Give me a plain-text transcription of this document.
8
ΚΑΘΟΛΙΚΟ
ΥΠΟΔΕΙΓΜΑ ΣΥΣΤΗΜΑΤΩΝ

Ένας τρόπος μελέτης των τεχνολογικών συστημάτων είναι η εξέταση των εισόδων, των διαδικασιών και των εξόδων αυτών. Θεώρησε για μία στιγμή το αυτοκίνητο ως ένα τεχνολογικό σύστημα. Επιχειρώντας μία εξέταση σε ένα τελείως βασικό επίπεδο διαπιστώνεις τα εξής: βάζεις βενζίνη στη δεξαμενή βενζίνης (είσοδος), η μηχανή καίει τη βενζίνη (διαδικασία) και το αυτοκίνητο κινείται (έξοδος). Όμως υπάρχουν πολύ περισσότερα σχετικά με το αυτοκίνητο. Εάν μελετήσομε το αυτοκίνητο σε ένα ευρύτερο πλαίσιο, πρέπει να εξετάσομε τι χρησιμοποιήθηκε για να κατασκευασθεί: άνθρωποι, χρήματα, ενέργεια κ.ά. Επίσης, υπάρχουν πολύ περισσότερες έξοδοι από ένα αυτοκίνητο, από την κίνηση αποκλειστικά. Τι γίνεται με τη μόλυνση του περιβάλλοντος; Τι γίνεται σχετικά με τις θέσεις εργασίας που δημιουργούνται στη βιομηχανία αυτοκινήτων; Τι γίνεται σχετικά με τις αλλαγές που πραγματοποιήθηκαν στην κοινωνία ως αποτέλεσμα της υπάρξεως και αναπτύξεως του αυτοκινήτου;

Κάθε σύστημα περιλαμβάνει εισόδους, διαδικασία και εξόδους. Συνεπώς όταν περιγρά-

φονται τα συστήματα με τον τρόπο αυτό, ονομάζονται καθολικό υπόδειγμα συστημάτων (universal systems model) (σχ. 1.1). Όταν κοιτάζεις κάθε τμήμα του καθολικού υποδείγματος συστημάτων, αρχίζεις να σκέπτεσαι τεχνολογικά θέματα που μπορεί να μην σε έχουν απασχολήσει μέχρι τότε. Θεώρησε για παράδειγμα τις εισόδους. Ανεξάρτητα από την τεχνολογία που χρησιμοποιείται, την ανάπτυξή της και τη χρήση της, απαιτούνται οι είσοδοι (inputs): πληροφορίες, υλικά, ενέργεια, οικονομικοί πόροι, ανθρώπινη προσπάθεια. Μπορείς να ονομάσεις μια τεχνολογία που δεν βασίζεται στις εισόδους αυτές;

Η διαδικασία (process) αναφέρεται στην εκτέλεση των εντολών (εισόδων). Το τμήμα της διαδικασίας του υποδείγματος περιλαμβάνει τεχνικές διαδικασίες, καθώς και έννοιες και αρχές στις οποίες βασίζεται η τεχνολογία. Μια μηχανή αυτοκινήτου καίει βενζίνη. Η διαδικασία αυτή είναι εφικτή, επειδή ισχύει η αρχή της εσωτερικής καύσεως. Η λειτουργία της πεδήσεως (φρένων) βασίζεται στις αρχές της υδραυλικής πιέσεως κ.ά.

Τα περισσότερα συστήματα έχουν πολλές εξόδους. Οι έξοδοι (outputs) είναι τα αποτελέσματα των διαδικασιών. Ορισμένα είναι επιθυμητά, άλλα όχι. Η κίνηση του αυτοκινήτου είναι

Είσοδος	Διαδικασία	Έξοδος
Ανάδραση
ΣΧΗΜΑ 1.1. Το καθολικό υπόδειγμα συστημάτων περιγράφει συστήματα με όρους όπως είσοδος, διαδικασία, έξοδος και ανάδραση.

Given exercise: Repeat all of the entries exactly.

Solution for this task:
Give me a plain-text transcription of this document.
8
ΚΑΘΟΛΙΚΟ
ΥΠΟΔΕΙΓΜΑ ΣΥΣΤΗΜΑΤΩΝ

Ένας τρόπος μελέτης των τεχνολογικών συστημάτων είναι η εξέταση των εισόδων, των διαδικασιών και των εξόδων αυτών. Θεώρησε για μία στιγμή το αυτοκίνητο ως ένα τεχνολογικό σύστημα. Επιχειρώντας μία εξέταση σε ένα τελείως βασικό επίπεδο διαπιστώνεις τα εξής: βάζεις βενζίνη στη δεξαμενή βενζίνης (είσοδος), η μηχανή καίει τη βενζίνη (διαδικασία) και το αυτοκίνητο κινείται (έξοδος). Όμως υπάρχουν πολύ περισσότερα σχετικά με το αυτοκίνητο. Εάν μελετήσομε το αυτοκίνητο σε ένα ευρύτερο πλαίσιο, πρέπει να εξετάσομε τι χρησιμοποιήθηκε για να κατασκευασθεί: άνθρωποι, χρήματα, ενέργεια κ.ά. Επίσης, υπάρχουν πολύ περισσότερες έξοδοι από ένα αυτοκίνητο, από την κίνηση αποκλειστικά. Τι γίνεται με τη μόλυνση του περιβάλλοντος; Τι γίνεται σχετικά με τις θέσεις εργασίας που δημιουργούνται στη βιομηχανία αυτοκινήτων; Τι γίνεται σχετικά με τις αλλαγές που πραγματοποιήθηκαν στην κοινωνία ως αποτέλεσμα της υπάρξεως και αναπτύξεως του αυτοκινήτου;

Κάθε σύστημα περιλαμβάνει εισόδους, διαδικασία και εξόδους. Συνεπώς όταν περιγρά-

φονται τα συστήματα με τον τρόπο αυτό, ονομάζονται καθολικό υπόδειγμα συστημάτων (universal systems model) (σχ. 1.1). Όταν κοιτάζεις κάθε τμήμα του καθολικού υποδείγματος συστημάτων, αρχίζεις να σκέπτεσαι τεχνολογικά θέματα που μπορεί να μην σε έχουν απασχολήσει μέχρι τότε. Θεώρησε για παράδειγμα τις εισόδους. Ανεξάρτητα από την τεχνολογία που χρησιμοποιείται, την ανάπτυξή της και τη χρήση της, απαιτούνται οι είσοδοι (inputs): πληροφορίες, υλικά, ενέργεια, οικονομικοί πόροι, ανθρώπινη προσπάθεια. Μπορείς να ονομάσεις μια τεχνολογία που δεν βασίζεται στις εισόδους αυτές;

Η διαδικασία (process) αναφέρεται στην εκτέλεση των εντολών (εισόδων). Το τμήμα της διαδικασίας του υποδείγματος περιλαμβάνει τεχνικές διαδικασίες, καθώς και έννοιες και αρχές στις οποίες βασίζεται η τεχνολογία. Μια μηχανή αυτοκινήτου καίει βενζίνη. Η διαδικασία αυτή είναι εφικτή, επειδή ισχύει η αρχή της εσωτερικής καύσεως. Η λειτουργία της πεδήσεως (φρένων) βασίζεται στις αρχές της υδραυλικής πιέσεως κ.ά.

Τα περισσότερα συστήματα έχουν πολλές εξόδους. Οι έξοδοι (outputs) είναι τα αποτελέσματα των διαδικασιών. Ορισμένα είναι επιθυμητά, άλλα όχι. Η κίνηση του αυτοκινήτου είναι

Είσοδος	Διαδικασία	Έξοδος
Ανάδραση
ΣΧΗΜΑ 1.1. Το καθολικό υπόδειγμα συστημάτων περιγράφει συστήματα με όρους όπως είσοδος, διαδικασία, έξοδος και ανάδραση.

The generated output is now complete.